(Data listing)
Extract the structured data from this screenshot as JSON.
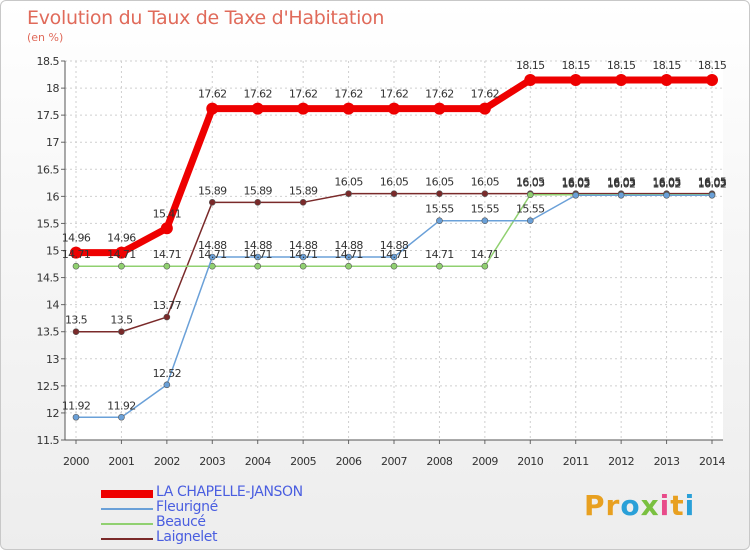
{
  "title": "Evolution du Taux de Taxe d'Habitation",
  "unit": "(en %)",
  "logo": {
    "letters": [
      "P",
      "r",
      "o",
      "x",
      "i",
      "t",
      "i"
    ],
    "colors": [
      "#e8a020",
      "#e8a020",
      "#2aa0d8",
      "#7ac040",
      "#e84b8a",
      "#e8a020",
      "#2aa0d8"
    ]
  },
  "chart_data": {
    "type": "line",
    "x": [
      "2000",
      "2001",
      "2002",
      "2003",
      "2004",
      "2005",
      "2006",
      "2007",
      "2008",
      "2009",
      "2010",
      "2011",
      "2012",
      "2013",
      "2014"
    ],
    "ylim": [
      11.5,
      18.5
    ],
    "yticks": [
      "11.5",
      "12",
      "12.5",
      "13",
      "13.5",
      "14",
      "14.5",
      "15",
      "15.5",
      "16",
      "16.5",
      "17",
      "17.5",
      "18",
      "18.5"
    ],
    "grid": true,
    "legend_position": "bottom-left",
    "series": [
      {
        "name": "LA CHAPELLE-JANSON",
        "color": "#ee0000",
        "values": [
          14.96,
          14.96,
          15.41,
          17.62,
          17.62,
          17.62,
          17.62,
          17.62,
          17.62,
          17.62,
          18.15,
          18.15,
          18.15,
          18.15,
          18.15
        ],
        "labels": [
          "14.96",
          "14.96",
          "15.41",
          "17.62",
          "17.62",
          "17.62",
          "17.62",
          "17.62",
          "17.62",
          "17.62",
          "18.15",
          "18.15",
          "18.15",
          "18.15",
          "18.15"
        ]
      },
      {
        "name": "Fleurigné",
        "color": "#6aa0d8",
        "values": [
          11.92,
          11.92,
          12.52,
          14.88,
          14.88,
          14.88,
          14.88,
          14.88,
          15.55,
          15.55,
          15.55,
          16.02,
          16.02,
          16.02,
          16.02
        ],
        "labels": [
          "11.92",
          "11.92",
          "12.52",
          "14.88",
          "14.88",
          "14.88",
          "14.88",
          "14.88",
          "15.55",
          "15.55",
          "15.55",
          "16.02",
          "16.02",
          "16.02",
          "16.02"
        ]
      },
      {
        "name": "Beaucé",
        "color": "#90d070",
        "values": [
          14.71,
          14.71,
          14.71,
          14.71,
          14.71,
          14.71,
          14.71,
          14.71,
          14.71,
          14.71,
          16.03,
          16.03,
          16.03,
          16.03,
          16.03
        ],
        "labels": [
          "14.71",
          "14.71",
          "14.71",
          "14.71",
          "14.71",
          "14.71",
          "14.71",
          "14.71",
          "14.71",
          "14.71",
          "16.03",
          "16.03",
          "16.03",
          "16.03",
          "16.03"
        ]
      },
      {
        "name": "Laignelet",
        "color": "#7a2a2a",
        "values": [
          13.5,
          13.5,
          13.77,
          15.89,
          15.89,
          15.89,
          16.05,
          16.05,
          16.05,
          16.05,
          16.05,
          16.05,
          16.05,
          16.05,
          16.05
        ],
        "labels": [
          "13.5",
          "13.5",
          "13.77",
          "15.89",
          "15.89",
          "15.89",
          "16.05",
          "16.05",
          "16.05",
          "16.05",
          "16.05",
          "16.05",
          "16.05",
          "16.05",
          "16.05"
        ]
      }
    ]
  }
}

**Exercise aim:** Search the records above for the string "name". Copy every line that contains it.

**Answer to the task:**
        "name": "LA CHAPELLE-JANSON",
        "name": "Fleurigné",
        "name": "Beaucé",
        "name": "Laignelet",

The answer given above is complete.